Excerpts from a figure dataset
============================================================

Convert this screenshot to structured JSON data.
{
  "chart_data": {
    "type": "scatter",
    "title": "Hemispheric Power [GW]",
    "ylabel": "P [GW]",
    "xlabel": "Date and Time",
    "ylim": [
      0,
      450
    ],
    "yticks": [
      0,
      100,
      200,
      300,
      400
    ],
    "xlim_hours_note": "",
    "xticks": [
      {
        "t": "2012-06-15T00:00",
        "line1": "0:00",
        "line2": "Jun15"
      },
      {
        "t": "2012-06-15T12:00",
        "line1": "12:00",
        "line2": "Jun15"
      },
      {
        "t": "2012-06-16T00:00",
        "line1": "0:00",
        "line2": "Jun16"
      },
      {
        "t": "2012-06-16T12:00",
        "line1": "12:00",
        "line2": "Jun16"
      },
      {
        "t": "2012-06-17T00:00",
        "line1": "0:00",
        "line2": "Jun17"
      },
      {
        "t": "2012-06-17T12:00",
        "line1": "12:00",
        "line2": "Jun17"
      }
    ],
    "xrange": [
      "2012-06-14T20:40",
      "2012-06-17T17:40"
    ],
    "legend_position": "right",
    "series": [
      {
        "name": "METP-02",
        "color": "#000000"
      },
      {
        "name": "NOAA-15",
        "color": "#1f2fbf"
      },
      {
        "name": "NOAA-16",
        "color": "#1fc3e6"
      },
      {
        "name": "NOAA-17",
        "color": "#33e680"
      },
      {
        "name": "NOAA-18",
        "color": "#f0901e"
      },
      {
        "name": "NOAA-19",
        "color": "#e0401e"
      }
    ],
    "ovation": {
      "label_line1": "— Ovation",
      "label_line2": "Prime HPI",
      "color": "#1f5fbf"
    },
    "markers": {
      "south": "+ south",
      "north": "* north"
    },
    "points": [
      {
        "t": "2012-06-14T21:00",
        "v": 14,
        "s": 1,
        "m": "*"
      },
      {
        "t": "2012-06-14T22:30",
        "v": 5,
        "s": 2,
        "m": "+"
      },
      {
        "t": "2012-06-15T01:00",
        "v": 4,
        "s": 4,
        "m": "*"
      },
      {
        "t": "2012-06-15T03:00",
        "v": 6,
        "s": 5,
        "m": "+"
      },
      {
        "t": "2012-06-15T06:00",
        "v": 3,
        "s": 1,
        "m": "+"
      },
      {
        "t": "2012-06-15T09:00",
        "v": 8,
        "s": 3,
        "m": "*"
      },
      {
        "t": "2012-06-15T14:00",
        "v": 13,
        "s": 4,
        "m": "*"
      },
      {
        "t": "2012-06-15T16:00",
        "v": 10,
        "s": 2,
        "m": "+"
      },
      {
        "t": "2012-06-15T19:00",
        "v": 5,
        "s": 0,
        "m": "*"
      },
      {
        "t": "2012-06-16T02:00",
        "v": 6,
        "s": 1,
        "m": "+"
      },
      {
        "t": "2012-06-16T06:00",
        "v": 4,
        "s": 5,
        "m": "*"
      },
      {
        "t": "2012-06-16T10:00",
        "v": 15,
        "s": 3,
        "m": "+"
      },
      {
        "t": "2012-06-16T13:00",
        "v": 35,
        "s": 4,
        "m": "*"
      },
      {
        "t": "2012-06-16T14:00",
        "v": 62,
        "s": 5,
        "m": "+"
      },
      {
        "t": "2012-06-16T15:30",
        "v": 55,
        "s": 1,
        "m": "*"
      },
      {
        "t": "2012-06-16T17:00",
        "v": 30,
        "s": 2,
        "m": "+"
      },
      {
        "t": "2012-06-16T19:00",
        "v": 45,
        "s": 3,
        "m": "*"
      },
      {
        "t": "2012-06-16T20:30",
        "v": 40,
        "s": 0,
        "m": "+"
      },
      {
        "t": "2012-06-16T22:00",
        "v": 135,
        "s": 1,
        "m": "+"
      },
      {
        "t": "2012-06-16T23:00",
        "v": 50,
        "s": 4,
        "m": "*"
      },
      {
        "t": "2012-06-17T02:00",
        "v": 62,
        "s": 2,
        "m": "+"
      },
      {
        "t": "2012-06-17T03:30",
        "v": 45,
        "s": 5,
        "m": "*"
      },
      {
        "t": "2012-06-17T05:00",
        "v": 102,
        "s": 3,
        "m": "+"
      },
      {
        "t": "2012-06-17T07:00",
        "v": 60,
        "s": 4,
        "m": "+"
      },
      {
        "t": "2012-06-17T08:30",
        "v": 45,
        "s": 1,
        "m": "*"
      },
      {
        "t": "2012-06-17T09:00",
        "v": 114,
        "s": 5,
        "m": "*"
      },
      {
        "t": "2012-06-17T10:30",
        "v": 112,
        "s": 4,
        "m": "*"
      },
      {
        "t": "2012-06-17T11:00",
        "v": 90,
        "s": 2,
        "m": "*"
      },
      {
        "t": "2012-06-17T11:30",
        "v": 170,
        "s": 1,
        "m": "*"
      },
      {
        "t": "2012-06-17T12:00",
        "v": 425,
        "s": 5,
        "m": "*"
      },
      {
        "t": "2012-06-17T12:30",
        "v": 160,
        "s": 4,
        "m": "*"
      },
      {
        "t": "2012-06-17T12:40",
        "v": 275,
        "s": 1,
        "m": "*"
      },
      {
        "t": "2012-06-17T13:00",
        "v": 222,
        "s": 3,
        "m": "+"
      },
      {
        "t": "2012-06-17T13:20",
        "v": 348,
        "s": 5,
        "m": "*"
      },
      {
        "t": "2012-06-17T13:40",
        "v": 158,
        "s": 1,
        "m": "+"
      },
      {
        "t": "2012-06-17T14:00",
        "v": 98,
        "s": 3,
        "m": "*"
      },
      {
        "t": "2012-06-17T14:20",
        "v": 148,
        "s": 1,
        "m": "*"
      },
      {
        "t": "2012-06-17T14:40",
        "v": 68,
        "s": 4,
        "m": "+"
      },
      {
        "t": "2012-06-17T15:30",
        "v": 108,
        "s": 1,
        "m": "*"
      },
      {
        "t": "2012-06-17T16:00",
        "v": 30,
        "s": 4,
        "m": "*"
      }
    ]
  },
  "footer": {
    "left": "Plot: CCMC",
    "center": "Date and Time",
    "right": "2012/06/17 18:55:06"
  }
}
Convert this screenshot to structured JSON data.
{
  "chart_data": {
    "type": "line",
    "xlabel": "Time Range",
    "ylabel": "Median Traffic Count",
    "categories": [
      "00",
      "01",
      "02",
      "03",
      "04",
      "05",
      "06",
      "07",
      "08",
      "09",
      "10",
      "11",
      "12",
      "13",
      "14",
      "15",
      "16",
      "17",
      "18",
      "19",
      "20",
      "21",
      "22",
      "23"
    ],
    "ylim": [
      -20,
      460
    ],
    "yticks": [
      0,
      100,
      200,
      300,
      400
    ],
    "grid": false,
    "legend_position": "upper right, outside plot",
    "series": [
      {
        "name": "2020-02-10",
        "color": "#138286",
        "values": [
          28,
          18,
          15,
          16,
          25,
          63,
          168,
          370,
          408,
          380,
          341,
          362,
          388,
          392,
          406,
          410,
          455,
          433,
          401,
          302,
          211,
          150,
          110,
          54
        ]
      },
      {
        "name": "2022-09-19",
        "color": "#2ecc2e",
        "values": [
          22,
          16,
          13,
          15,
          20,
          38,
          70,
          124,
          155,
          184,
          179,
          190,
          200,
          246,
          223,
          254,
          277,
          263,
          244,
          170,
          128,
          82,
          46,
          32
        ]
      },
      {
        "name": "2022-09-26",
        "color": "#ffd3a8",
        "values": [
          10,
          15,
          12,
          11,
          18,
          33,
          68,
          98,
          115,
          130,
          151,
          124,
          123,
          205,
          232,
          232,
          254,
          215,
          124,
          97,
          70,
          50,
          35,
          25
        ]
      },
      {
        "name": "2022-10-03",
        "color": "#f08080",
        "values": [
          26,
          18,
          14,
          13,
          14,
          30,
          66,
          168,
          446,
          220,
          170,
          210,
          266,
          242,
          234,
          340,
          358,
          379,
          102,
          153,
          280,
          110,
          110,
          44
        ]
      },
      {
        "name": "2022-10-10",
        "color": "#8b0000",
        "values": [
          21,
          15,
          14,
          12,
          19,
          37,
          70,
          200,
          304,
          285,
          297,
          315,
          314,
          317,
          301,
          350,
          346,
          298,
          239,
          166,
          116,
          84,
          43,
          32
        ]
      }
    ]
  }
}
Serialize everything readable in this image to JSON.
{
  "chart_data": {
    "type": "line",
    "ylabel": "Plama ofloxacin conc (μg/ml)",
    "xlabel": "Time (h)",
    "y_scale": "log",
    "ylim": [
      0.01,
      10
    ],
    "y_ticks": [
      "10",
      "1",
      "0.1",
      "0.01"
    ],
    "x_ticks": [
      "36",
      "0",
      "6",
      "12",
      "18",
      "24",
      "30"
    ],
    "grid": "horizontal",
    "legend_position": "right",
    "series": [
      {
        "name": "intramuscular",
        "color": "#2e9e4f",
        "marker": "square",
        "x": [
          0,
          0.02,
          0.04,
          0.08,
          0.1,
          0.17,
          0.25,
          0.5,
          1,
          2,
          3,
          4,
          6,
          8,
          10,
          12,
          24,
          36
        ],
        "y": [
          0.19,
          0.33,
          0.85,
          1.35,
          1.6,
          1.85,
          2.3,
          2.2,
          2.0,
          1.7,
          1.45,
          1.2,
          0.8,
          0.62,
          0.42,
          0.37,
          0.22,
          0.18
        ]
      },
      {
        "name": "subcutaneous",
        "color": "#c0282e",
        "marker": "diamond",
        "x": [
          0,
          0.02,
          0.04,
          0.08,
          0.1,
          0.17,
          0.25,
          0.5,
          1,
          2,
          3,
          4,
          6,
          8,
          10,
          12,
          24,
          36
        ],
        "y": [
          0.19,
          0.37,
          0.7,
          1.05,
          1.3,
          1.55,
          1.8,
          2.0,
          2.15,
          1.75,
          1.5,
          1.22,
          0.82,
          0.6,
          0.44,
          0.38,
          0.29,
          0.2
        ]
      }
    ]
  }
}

============================================================

• WHAT THE TASK REQUIRES: Tally the lines of the data that hold the string "NOAA". Answer with the number and nothing more.

• SOLUTION TO THIS TASK: 5